Task brief → Copy out each line of the material in which the word "this" appears.

Provided records →
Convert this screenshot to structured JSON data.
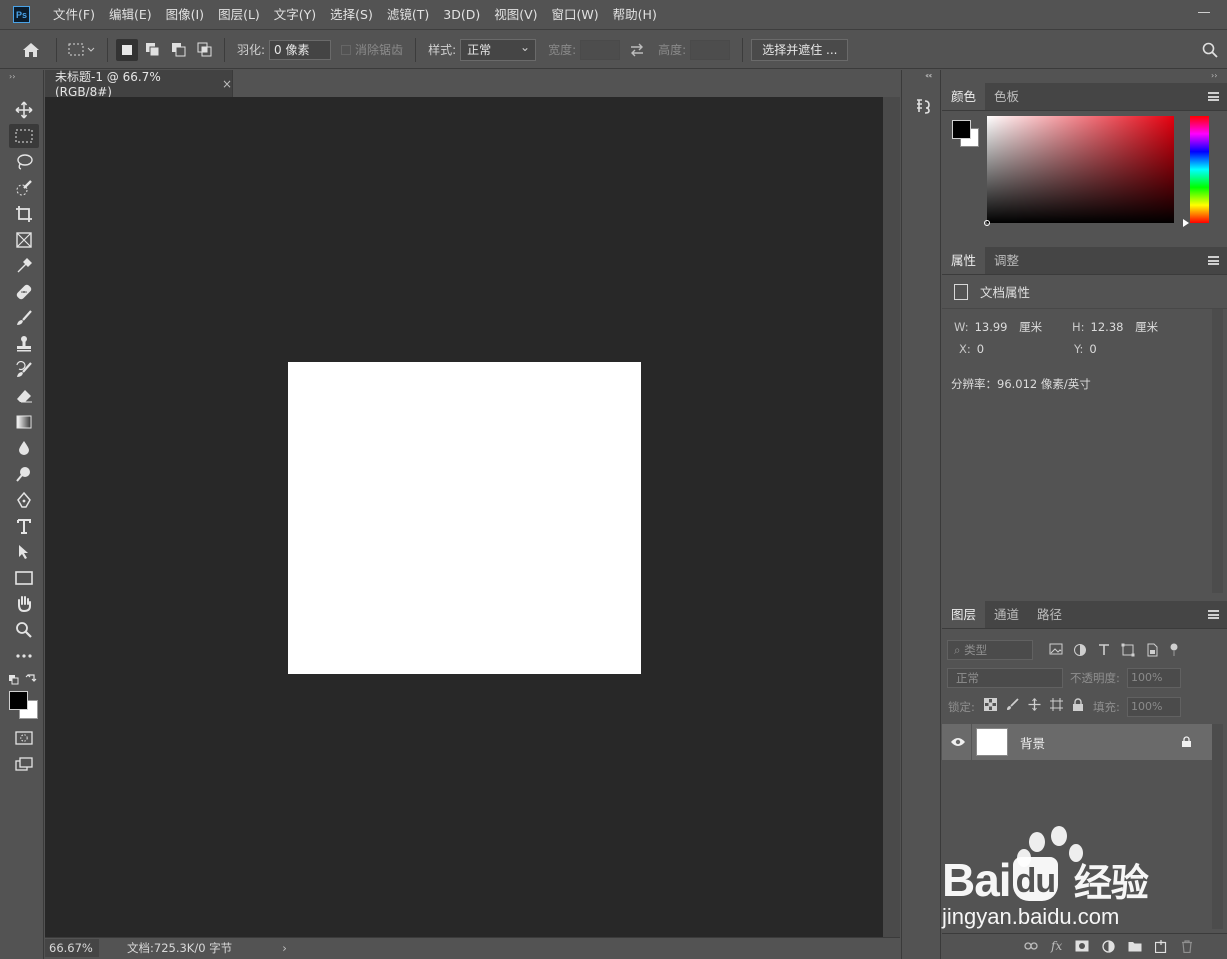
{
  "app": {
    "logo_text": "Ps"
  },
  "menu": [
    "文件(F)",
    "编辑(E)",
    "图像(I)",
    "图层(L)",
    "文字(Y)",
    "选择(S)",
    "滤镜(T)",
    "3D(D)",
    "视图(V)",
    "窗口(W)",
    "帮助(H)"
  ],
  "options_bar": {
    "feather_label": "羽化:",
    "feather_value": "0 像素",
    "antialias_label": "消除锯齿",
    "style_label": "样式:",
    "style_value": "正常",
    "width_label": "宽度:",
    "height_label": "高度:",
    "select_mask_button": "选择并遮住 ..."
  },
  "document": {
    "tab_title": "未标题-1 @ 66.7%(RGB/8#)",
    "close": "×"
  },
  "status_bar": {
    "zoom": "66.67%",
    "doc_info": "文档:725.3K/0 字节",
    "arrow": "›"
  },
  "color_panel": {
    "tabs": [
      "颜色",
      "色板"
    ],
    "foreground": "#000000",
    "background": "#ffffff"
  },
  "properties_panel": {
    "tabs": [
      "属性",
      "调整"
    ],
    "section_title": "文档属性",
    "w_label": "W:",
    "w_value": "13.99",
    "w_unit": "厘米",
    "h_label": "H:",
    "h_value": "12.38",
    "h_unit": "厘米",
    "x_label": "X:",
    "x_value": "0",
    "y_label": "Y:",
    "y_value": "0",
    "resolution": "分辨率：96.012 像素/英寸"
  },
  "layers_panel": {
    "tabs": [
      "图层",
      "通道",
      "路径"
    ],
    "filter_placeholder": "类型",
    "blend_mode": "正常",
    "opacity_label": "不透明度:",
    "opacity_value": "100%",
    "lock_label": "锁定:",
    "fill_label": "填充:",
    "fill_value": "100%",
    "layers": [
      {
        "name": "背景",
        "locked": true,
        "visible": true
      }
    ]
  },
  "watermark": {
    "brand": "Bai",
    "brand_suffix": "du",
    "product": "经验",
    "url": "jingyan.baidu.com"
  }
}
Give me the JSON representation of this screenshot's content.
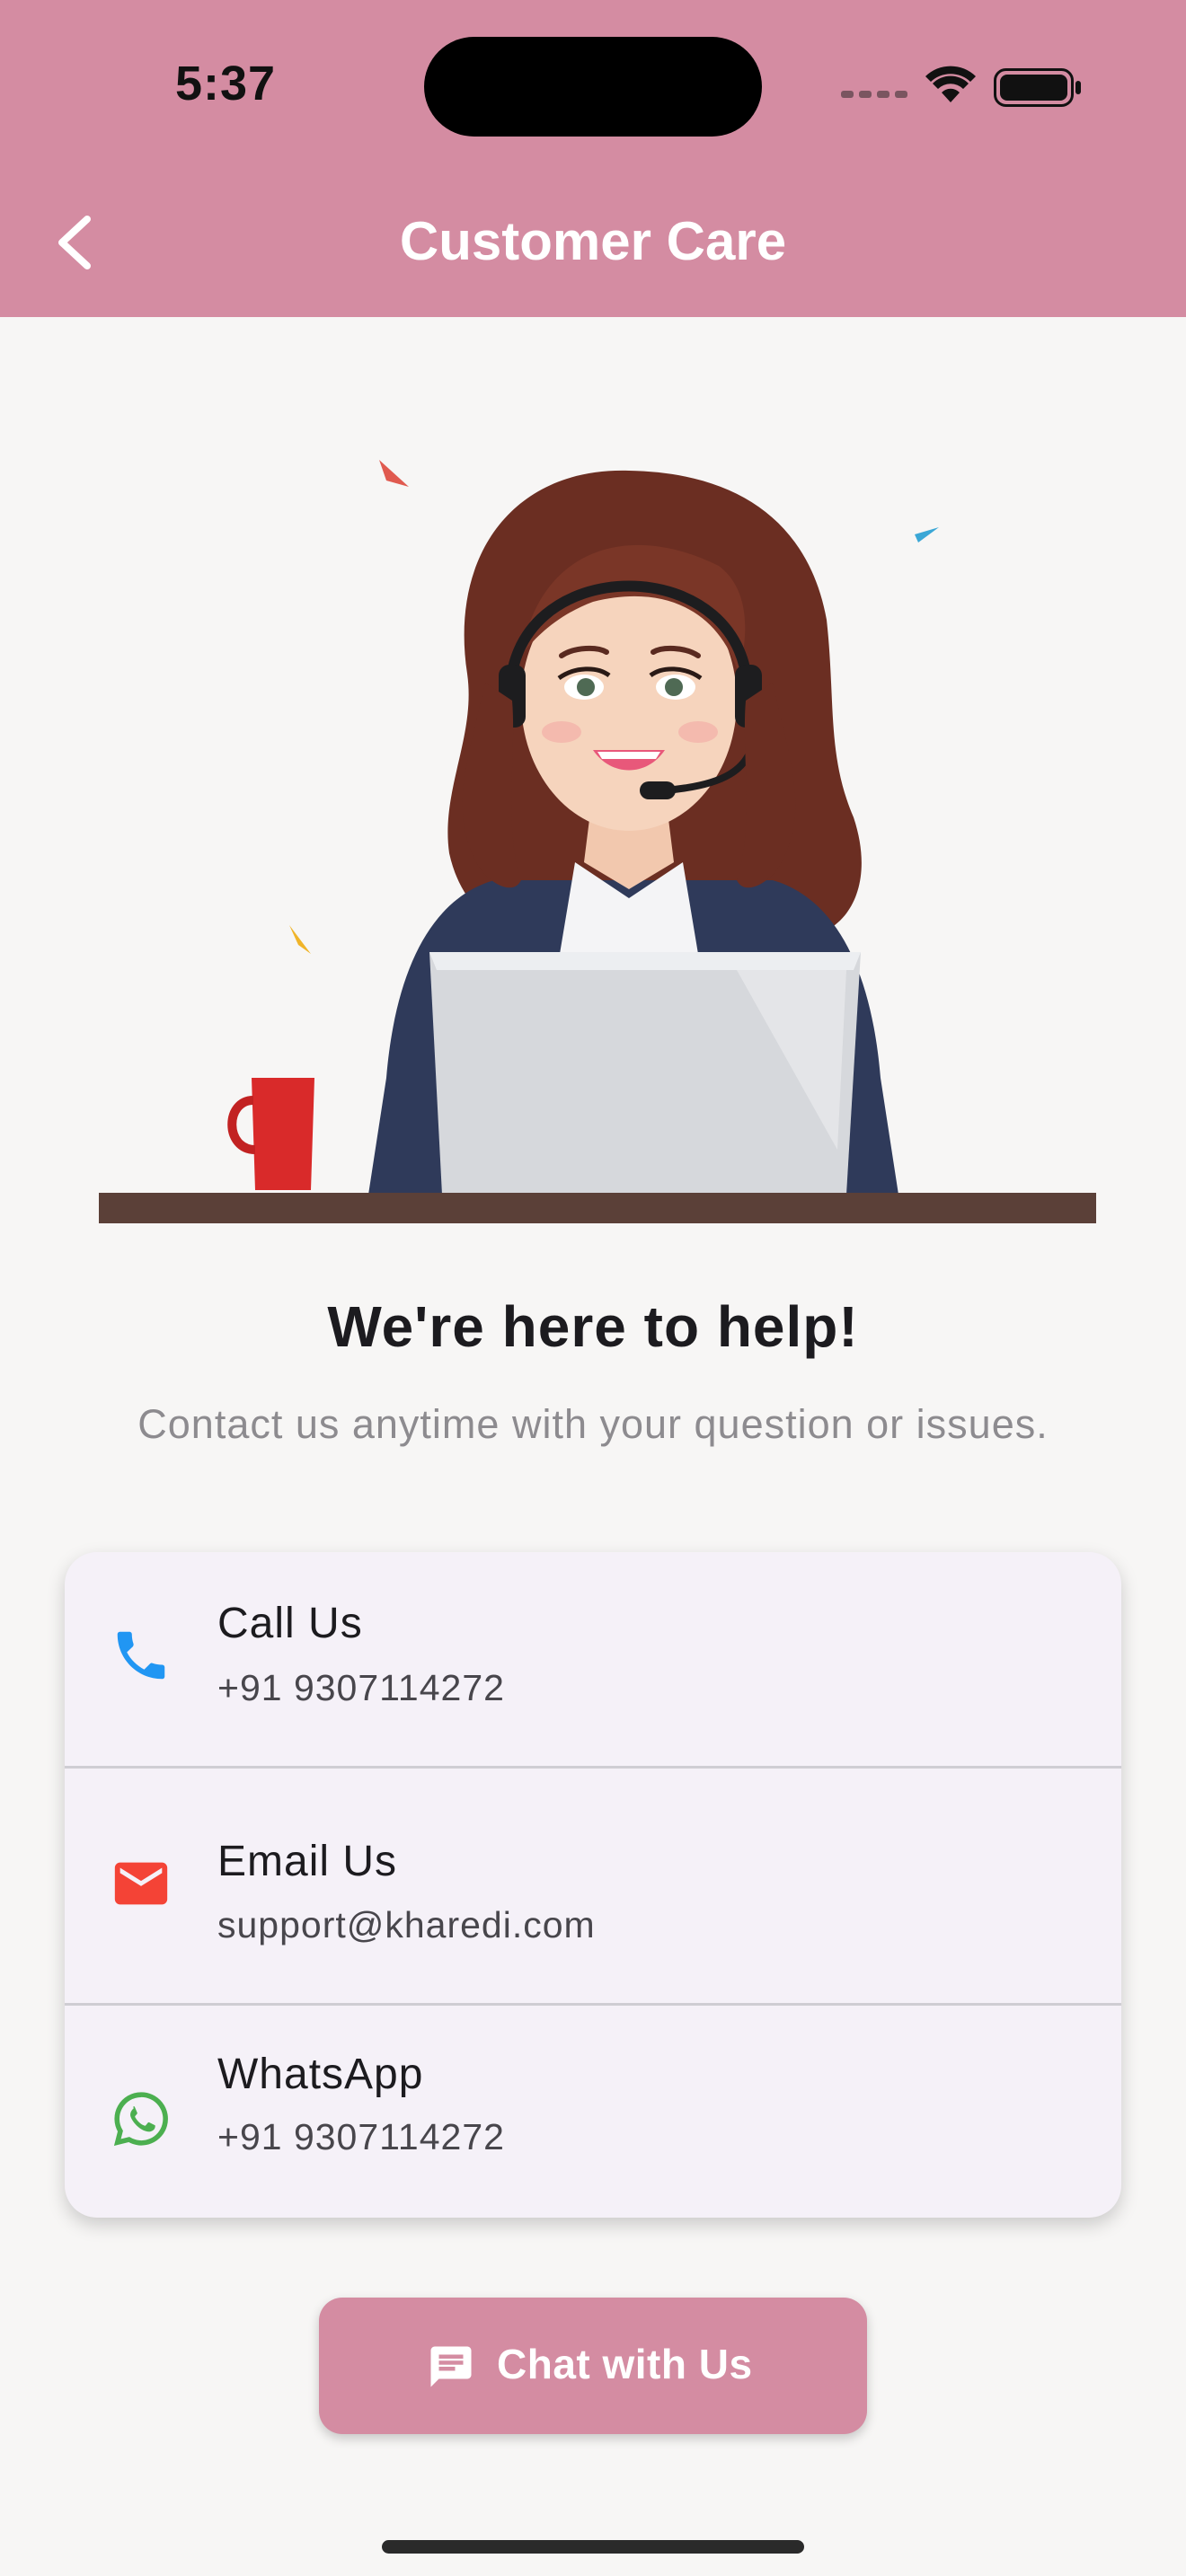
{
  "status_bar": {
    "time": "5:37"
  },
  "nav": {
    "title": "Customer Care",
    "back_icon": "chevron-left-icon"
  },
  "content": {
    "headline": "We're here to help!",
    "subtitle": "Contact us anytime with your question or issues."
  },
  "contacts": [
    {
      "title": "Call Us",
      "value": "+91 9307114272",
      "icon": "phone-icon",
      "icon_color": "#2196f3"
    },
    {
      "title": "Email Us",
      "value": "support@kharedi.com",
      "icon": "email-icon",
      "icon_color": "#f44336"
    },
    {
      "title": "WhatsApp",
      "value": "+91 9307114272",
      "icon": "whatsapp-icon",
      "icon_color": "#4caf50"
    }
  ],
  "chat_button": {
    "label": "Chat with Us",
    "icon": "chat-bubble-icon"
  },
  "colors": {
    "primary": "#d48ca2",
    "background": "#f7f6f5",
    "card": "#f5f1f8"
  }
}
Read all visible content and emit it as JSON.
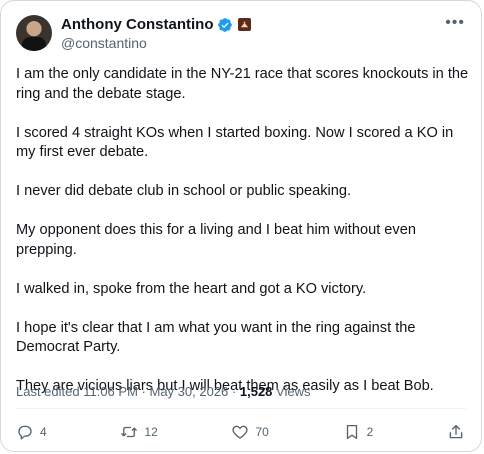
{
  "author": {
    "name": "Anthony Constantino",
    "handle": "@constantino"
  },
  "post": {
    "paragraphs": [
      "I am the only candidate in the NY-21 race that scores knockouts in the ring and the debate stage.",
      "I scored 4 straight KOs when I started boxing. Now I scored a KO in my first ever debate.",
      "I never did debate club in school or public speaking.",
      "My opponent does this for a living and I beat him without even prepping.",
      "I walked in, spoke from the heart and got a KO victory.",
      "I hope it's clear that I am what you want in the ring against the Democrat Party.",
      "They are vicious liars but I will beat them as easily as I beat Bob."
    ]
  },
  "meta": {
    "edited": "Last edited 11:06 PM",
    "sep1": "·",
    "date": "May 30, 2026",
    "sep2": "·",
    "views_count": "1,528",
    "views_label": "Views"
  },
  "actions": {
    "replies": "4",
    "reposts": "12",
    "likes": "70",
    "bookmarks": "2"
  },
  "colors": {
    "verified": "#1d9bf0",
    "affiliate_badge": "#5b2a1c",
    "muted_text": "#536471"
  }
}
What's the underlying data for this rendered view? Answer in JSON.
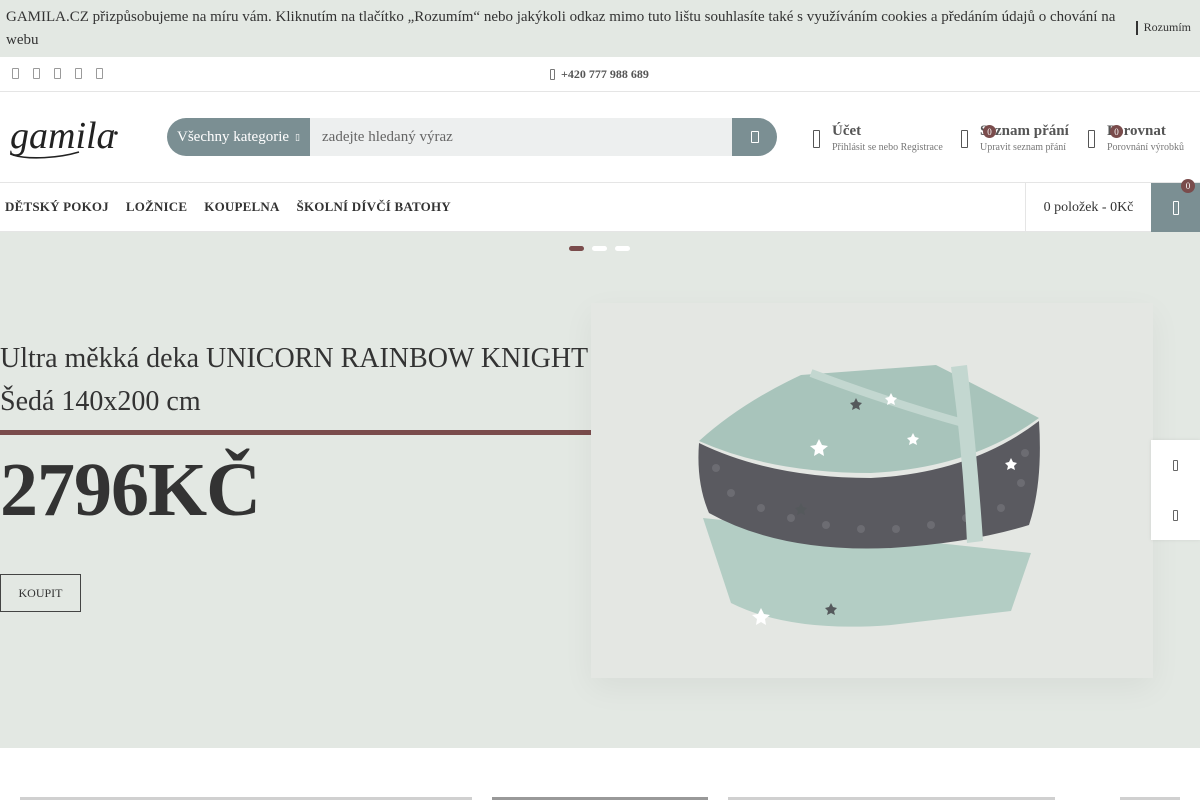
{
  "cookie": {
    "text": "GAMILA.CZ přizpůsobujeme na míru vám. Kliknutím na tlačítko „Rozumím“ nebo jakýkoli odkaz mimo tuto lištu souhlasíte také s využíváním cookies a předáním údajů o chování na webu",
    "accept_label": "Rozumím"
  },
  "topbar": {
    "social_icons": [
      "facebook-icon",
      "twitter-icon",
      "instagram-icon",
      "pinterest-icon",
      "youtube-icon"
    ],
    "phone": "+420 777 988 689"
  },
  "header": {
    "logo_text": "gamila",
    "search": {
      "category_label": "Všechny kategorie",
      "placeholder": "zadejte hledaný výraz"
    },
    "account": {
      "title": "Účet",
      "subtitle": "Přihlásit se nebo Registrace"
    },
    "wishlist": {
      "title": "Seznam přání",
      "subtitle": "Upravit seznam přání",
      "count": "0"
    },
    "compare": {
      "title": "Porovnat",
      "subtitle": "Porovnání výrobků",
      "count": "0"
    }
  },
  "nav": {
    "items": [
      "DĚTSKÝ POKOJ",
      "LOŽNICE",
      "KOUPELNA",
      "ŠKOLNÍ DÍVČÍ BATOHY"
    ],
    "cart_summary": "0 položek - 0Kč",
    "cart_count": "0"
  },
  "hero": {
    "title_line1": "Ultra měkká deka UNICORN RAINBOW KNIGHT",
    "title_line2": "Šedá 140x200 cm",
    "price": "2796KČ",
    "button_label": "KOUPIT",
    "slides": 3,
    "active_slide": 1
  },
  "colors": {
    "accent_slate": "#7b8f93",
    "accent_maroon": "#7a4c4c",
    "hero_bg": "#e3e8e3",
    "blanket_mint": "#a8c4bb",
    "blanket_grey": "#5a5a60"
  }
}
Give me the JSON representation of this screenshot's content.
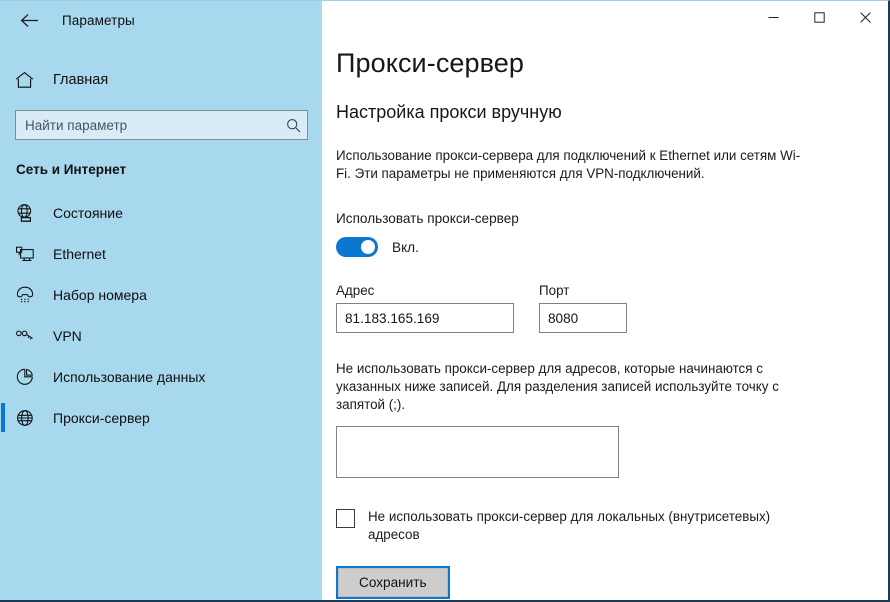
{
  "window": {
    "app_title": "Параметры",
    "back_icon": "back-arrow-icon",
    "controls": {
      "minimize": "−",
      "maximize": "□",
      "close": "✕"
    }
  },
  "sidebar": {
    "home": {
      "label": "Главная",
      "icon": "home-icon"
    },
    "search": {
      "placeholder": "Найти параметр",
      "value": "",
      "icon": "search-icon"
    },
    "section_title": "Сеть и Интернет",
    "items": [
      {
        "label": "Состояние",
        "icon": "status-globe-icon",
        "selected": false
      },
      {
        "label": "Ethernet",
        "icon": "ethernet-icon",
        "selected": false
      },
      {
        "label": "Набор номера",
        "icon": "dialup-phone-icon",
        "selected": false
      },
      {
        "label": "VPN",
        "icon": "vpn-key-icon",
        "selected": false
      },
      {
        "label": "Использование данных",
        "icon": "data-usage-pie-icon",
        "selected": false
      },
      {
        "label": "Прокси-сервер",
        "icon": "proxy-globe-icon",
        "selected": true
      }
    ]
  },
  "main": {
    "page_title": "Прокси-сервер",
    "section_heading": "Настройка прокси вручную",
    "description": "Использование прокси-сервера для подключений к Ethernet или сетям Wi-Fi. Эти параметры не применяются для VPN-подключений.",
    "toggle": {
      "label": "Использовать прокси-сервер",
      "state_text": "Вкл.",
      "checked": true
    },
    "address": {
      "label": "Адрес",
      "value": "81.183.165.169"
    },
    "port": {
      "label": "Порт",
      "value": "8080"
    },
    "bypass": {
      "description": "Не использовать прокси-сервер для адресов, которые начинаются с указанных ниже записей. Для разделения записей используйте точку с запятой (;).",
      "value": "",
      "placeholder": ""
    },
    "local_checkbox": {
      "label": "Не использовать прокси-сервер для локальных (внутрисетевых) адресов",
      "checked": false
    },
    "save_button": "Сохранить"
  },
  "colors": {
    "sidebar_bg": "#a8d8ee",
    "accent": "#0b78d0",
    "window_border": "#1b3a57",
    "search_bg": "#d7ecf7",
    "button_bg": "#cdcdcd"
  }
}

Written answer →
Convert this screenshot to structured JSON data.
Give me the JSON representation of this screenshot's content.
      "My opponent does this for a living and I beat him without even prepping.",
What's the underlying data for this rendered view? Answer in JSON.
Give me the JSON representation of this screenshot's content.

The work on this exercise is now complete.